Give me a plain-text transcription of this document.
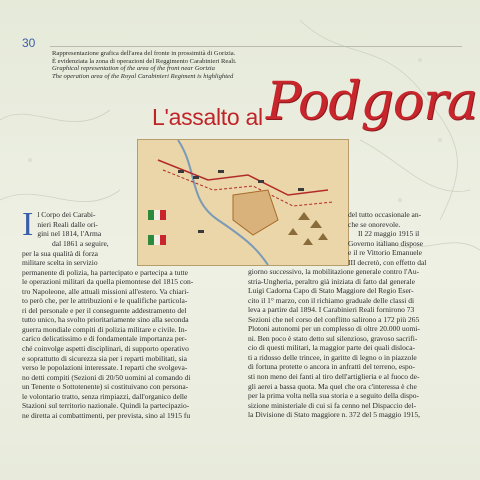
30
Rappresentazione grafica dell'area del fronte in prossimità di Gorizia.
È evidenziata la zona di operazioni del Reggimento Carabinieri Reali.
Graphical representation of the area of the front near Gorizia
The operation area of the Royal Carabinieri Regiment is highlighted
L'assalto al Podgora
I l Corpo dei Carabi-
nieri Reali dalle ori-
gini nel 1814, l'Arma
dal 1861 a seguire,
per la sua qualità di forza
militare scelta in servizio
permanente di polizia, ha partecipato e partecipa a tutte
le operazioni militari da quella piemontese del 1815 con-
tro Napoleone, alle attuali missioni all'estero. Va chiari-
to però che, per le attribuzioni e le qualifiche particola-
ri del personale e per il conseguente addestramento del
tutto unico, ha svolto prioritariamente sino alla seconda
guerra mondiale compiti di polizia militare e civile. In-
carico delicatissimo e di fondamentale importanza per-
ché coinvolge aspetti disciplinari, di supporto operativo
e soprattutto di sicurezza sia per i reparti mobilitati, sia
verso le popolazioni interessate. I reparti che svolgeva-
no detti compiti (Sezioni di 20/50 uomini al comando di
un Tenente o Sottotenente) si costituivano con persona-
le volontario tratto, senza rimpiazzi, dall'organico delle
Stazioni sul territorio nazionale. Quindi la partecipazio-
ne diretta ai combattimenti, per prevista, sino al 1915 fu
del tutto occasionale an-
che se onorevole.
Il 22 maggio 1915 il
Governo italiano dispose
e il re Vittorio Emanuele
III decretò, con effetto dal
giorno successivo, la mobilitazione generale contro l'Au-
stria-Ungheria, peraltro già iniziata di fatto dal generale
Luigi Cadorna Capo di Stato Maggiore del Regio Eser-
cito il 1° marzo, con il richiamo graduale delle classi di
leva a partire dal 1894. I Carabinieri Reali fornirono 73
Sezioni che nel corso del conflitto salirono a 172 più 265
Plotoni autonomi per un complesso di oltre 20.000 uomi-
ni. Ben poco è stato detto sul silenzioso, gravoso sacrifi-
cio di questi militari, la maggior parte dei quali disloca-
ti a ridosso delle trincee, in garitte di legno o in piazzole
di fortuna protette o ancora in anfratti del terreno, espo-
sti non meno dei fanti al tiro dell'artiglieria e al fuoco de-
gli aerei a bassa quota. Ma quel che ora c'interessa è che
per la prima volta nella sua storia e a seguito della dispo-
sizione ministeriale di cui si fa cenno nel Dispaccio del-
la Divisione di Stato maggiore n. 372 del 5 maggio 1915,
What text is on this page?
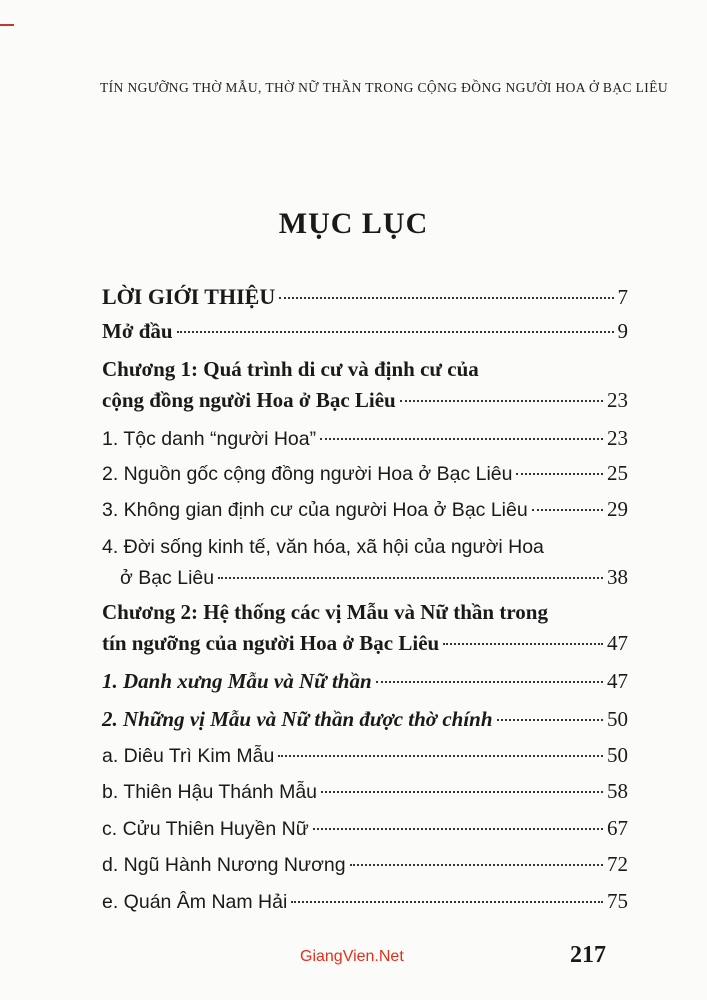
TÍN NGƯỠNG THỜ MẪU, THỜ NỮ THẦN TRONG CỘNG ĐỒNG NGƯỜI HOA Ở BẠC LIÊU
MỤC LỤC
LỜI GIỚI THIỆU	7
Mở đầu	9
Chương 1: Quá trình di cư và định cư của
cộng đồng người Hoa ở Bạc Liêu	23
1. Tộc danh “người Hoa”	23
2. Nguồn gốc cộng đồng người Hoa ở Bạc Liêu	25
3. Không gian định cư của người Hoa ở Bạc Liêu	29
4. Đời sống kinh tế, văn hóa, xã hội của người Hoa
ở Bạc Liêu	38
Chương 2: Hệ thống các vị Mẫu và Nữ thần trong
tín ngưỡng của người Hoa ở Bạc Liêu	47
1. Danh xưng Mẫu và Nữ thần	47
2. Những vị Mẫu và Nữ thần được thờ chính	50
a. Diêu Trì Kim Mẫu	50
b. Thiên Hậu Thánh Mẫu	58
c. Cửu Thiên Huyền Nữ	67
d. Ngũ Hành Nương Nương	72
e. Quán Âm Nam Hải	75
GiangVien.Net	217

...

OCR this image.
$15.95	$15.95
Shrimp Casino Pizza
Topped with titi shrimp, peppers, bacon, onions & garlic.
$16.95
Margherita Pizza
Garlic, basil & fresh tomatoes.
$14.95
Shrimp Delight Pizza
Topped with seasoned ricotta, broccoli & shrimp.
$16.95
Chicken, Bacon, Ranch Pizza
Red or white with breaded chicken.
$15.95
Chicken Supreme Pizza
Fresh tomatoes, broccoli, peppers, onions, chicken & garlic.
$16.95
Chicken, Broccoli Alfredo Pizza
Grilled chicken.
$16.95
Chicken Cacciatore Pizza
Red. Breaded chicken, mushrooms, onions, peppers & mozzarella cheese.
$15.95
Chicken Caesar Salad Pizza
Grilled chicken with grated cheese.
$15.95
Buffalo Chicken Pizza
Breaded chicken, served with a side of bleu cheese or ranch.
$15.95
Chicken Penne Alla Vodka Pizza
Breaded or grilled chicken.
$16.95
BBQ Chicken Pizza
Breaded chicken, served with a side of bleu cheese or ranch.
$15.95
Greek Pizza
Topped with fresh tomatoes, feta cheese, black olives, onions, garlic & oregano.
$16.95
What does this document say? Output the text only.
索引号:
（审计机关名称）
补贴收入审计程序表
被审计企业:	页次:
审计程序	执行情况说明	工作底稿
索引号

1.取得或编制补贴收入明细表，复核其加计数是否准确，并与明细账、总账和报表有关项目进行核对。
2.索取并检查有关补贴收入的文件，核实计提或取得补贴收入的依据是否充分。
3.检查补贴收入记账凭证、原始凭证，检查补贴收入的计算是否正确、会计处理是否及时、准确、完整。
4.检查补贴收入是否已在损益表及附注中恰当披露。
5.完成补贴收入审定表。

EXERCISE
State the number of lines that contain the string "text", with no other words.

SOLUTION BELOW
3